- **Task prompt**
Set down every record once more, exactly as given.

- **Task data**
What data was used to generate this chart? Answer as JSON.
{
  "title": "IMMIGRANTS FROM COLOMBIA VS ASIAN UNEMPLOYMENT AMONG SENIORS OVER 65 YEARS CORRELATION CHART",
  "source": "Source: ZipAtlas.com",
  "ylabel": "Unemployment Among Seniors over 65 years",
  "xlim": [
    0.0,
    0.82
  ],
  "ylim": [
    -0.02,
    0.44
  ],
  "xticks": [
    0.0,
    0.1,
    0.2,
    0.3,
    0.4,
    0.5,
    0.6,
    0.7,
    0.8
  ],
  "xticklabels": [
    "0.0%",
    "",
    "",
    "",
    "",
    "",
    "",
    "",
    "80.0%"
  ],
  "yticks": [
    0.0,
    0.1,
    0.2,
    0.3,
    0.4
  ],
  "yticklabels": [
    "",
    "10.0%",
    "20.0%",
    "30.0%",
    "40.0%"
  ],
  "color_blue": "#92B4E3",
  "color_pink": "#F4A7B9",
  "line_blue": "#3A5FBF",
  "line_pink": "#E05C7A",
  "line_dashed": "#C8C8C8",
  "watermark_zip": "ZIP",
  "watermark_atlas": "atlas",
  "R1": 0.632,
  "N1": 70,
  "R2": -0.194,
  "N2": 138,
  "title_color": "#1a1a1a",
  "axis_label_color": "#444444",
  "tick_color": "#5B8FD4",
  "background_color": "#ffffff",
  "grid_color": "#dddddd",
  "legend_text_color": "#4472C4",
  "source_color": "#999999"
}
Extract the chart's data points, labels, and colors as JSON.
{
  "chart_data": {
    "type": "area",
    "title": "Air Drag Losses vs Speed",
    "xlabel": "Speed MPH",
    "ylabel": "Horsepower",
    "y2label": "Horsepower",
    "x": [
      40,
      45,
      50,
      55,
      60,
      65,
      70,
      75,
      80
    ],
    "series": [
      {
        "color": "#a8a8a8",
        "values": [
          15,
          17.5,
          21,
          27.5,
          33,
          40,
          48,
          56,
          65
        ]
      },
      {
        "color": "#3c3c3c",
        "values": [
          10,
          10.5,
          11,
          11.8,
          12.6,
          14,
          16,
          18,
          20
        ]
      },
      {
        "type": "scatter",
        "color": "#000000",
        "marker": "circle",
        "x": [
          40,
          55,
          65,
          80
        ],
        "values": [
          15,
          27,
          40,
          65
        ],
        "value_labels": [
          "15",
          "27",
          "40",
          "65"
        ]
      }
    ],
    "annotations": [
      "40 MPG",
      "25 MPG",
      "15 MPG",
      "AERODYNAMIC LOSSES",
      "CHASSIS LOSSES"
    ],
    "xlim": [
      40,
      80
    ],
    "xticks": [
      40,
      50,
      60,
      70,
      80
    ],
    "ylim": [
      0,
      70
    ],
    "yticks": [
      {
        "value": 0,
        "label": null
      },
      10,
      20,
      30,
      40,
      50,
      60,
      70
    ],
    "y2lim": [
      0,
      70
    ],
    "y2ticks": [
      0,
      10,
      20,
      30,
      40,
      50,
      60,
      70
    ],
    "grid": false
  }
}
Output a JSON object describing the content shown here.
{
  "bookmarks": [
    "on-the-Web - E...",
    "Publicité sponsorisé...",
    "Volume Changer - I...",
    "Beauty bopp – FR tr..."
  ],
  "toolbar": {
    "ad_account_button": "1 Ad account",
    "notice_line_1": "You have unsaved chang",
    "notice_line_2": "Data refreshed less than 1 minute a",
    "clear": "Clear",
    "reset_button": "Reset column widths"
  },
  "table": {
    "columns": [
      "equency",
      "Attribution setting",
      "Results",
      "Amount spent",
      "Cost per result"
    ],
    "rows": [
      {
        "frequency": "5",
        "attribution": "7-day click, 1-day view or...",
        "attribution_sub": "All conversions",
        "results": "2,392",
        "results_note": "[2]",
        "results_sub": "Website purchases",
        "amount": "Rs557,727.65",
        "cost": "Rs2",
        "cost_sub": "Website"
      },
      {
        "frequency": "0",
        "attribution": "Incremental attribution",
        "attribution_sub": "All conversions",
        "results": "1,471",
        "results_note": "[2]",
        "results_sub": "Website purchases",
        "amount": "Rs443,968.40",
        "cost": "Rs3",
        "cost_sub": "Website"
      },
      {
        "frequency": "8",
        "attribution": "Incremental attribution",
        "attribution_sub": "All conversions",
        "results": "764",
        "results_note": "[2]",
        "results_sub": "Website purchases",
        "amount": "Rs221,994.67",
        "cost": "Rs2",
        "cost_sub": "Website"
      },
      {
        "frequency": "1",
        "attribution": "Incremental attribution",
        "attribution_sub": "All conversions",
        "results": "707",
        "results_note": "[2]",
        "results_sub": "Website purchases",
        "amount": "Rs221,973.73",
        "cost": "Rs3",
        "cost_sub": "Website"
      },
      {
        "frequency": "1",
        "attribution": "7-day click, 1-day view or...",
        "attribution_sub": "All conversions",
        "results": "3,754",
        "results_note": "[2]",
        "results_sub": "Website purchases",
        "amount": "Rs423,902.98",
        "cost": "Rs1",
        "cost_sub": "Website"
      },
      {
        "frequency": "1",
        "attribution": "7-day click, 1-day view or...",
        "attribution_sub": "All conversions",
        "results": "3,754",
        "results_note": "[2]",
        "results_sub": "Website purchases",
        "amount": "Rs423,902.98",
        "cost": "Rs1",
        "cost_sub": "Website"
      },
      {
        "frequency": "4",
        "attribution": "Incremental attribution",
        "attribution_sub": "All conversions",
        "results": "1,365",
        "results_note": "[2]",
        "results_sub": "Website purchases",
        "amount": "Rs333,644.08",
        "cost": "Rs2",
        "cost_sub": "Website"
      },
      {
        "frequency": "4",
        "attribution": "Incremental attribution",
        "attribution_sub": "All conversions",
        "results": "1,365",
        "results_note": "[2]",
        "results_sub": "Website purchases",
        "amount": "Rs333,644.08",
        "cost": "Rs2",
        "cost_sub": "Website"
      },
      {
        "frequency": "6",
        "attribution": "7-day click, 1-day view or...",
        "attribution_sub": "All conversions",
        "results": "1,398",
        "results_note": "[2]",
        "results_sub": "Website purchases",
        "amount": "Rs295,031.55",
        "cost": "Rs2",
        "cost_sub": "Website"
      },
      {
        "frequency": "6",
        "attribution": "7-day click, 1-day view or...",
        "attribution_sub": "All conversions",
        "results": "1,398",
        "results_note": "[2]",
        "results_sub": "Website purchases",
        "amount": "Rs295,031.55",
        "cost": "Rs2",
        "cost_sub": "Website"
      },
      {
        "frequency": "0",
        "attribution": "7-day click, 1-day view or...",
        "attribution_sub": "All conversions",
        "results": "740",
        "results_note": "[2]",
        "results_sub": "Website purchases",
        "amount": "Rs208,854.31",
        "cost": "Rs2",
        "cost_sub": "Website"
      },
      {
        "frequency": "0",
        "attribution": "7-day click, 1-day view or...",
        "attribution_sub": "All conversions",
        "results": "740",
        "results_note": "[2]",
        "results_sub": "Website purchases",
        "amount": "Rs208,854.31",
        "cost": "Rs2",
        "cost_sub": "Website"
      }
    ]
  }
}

- **Written solution**
What data was used to generate this chart? Answer as JSON.
{
  "title": "IMMIGRANTS FROM COLOMBIA VS ASIAN UNEMPLOYMENT AMONG SENIORS OVER 65 YEARS CORRELATION CHART",
  "source": "Source: ZipAtlas.com",
  "ylabel": "Unemployment Among Seniors over 65 years",
  "xlim": [
    0.0,
    0.82
  ],
  "ylim": [
    -0.02,
    0.44
  ],
  "xticks": [
    0.0,
    0.1,
    0.2,
    0.3,
    0.4,
    0.5,
    0.6,
    0.7,
    0.8
  ],
  "xticklabels": [
    "0.0%",
    "",
    "",
    "",
    "",
    "",
    "",
    "",
    "80.0%"
  ],
  "yticks": [
    0.0,
    0.1,
    0.2,
    0.3,
    0.4
  ],
  "yticklabels": [
    "",
    "10.0%",
    "20.0%",
    "30.0%",
    "40.0%"
  ],
  "color_blue": "#92B4E3",
  "color_pink": "#F4A7B9",
  "line_blue": "#3A5FBF",
  "line_pink": "#E05C7A",
  "line_dashed": "#C8C8C8",
  "watermark_zip": "ZIP",
  "watermark_atlas": "atlas",
  "R1": 0.632,
  "N1": 70,
  "R2": -0.194,
  "N2": 138,
  "title_color": "#1a1a1a",
  "axis_label_color": "#444444",
  "tick_color": "#5B8FD4",
  "background_color": "#ffffff",
  "grid_color": "#dddddd",
  "legend_text_color": "#4472C4",
  "source_color": "#999999"
}
Extract the chart's data points, labels, and colors as JSON.
{
  "chart_data": {
    "type": "area",
    "title": "Air Drag Losses vs Speed",
    "xlabel": "Speed MPH",
    "ylabel": "Horsepower",
    "y2label": "Horsepower",
    "x": [
      40,
      45,
      50,
      55,
      60,
      65,
      70,
      75,
      80
    ],
    "series": [
      {
        "color": "#a8a8a8",
        "values": [
          15,
          17.5,
          21,
          27.5,
          33,
          40,
          48,
          56,
          65
        ]
      },
      {
        "color": "#3c3c3c",
        "values": [
          10,
          10.5,
          11,
          11.8,
          12.6,
          14,
          16,
          18,
          20
        ]
      },
      {
        "type": "scatter",
        "color": "#000000",
        "marker": "circle",
        "x": [
          40,
          55,
          65,
          80
        ],
        "values": [
          15,
          27,
          40,
          65
        ],
        "value_labels": [
          "15",
          "27",
          "40",
          "65"
        ]
      }
    ],
    "annotations": [
      "40 MPG",
      "25 MPG",
      "15 MPG",
      "AERODYNAMIC LOSSES",
      "CHASSIS LOSSES"
    ],
    "xlim": [
      40,
      80
    ],
    "xticks": [
      40,
      50,
      60,
      70,
      80
    ],
    "ylim": [
      0,
      70
    ],
    "yticks": [
      {
        "value": 0,
        "label": null
      },
      10,
      20,
      30,
      40,
      50,
      60,
      70
    ],
    "y2lim": [
      0,
      70
    ],
    "y2ticks": [
      0,
      10,
      20,
      30,
      40,
      50,
      60,
      70
    ],
    "grid": false
  }
}
Output a JSON object describing the content shown here.
{
  "bookmarks": [
    "on-the-Web - E...",
    "Publicité sponsorisé...",
    "Volume Changer - I...",
    "Beauty bopp – FR tr..."
  ],
  "toolbar": {
    "ad_account_button": "1 Ad account",
    "notice_line_1": "You have unsaved chang",
    "notice_line_2": "Data refreshed less than 1 minute a",
    "clear": "Clear",
    "reset_button": "Reset column widths"
  },
  "table": {
    "columns": [
      "equency",
      "Attribution setting",
      "Results",
      "Amount spent",
      "Cost per result"
    ],
    "rows": [
      {
        "frequency": "5",
        "attribution": "7-day click, 1-day view or...",
        "attribution_sub": "All conversions",
        "results": "2,392",
        "results_note": "[2]",
        "results_sub": "Website purchases",
        "amount": "Rs557,727.65",
        "cost": "Rs2",
        "cost_sub": "Website"
      },
      {
        "frequency": "0",
        "attribution": "Incremental attribution",
        "attribution_sub": "All conversions",
        "results": "1,471",
        "results_note": "[2]",
        "results_sub": "Website purchases",
        "amount": "Rs443,968.40",
        "cost": "Rs3",
        "cost_sub": "Website"
      },
      {
        "frequency": "8",
        "attribution": "Incremental attribution",
        "attribution_sub": "All conversions",
        "results": "764",
        "results_note": "[2]",
        "results_sub": "Website purchases",
        "amount": "Rs221,994.67",
        "cost": "Rs2",
        "cost_sub": "Website"
      },
      {
        "frequency": "1",
        "attribution": "Incremental attribution",
        "attribution_sub": "All conversions",
        "results": "707",
        "results_note": "[2]",
        "results_sub": "Website purchases",
        "amount": "Rs221,973.73",
        "cost": "Rs3",
        "cost_sub": "Website"
      },
      {
        "frequency": "1",
        "attribution": "7-day click, 1-day view or...",
        "attribution_sub": "All conversions",
        "results": "3,754",
        "results_note": "[2]",
        "results_sub": "Website purchases",
        "amount": "Rs423,902.98",
        "cost": "Rs1",
        "cost_sub": "Website"
      },
      {
        "frequency": "1",
        "attribution": "7-day click, 1-day view or...",
        "attribution_sub": "All conversions",
        "results": "3,754",
        "results_note": "[2]",
        "results_sub": "Website purchases",
        "amount": "Rs423,902.98",
        "cost": "Rs1",
        "cost_sub": "Website"
      },
      {
        "frequency": "4",
        "attribution": "Incremental attribution",
        "attribution_sub": "All conversions",
        "results": "1,365",
        "results_note": "[2]",
        "results_sub": "Website purchases",
        "amount": "Rs333,644.08",
        "cost": "Rs2",
        "cost_sub": "Website"
      },
      {
        "frequency": "4",
        "attribution": "Incremental attribution",
        "attribution_sub": "All conversions",
        "results": "1,365",
        "results_note": "[2]",
        "results_sub": "Website purchases",
        "amount": "Rs333,644.08",
        "cost": "Rs2",
        "cost_sub": "Website"
      },
      {
        "frequency": "6",
        "attribution": "7-day click, 1-day view or...",
        "attribution_sub": "All conversions",
        "results": "1,398",
        "results_note": "[2]",
        "results_sub": "Website purchases",
        "amount": "Rs295,031.55",
        "cost": "Rs2",
        "cost_sub": "Website"
      },
      {
        "frequency": "6",
        "attribution": "7-day click, 1-day view or...",
        "attribution_sub": "All conversions",
        "results": "1,398",
        "results_note": "[2]",
        "results_sub": "Website purchases",
        "amount": "Rs295,031.55",
        "cost": "Rs2",
        "cost_sub": "Website"
      },
      {
        "frequency": "0",
        "attribution": "7-day click, 1-day view or...",
        "attribution_sub": "All conversions",
        "results": "740",
        "results_note": "[2]",
        "results_sub": "Website purchases",
        "amount": "Rs208,854.31",
        "cost": "Rs2",
        "cost_sub": "Website"
      },
      {
        "frequency": "0",
        "attribution": "7-day click, 1-day view or...",
        "attribution_sub": "All conversions",
        "results": "740",
        "results_note": "[2]",
        "results_sub": "Website purchases",
        "amount": "Rs208,854.31",
        "cost": "Rs2",
        "cost_sub": "Website"
      }
    ]
  }
}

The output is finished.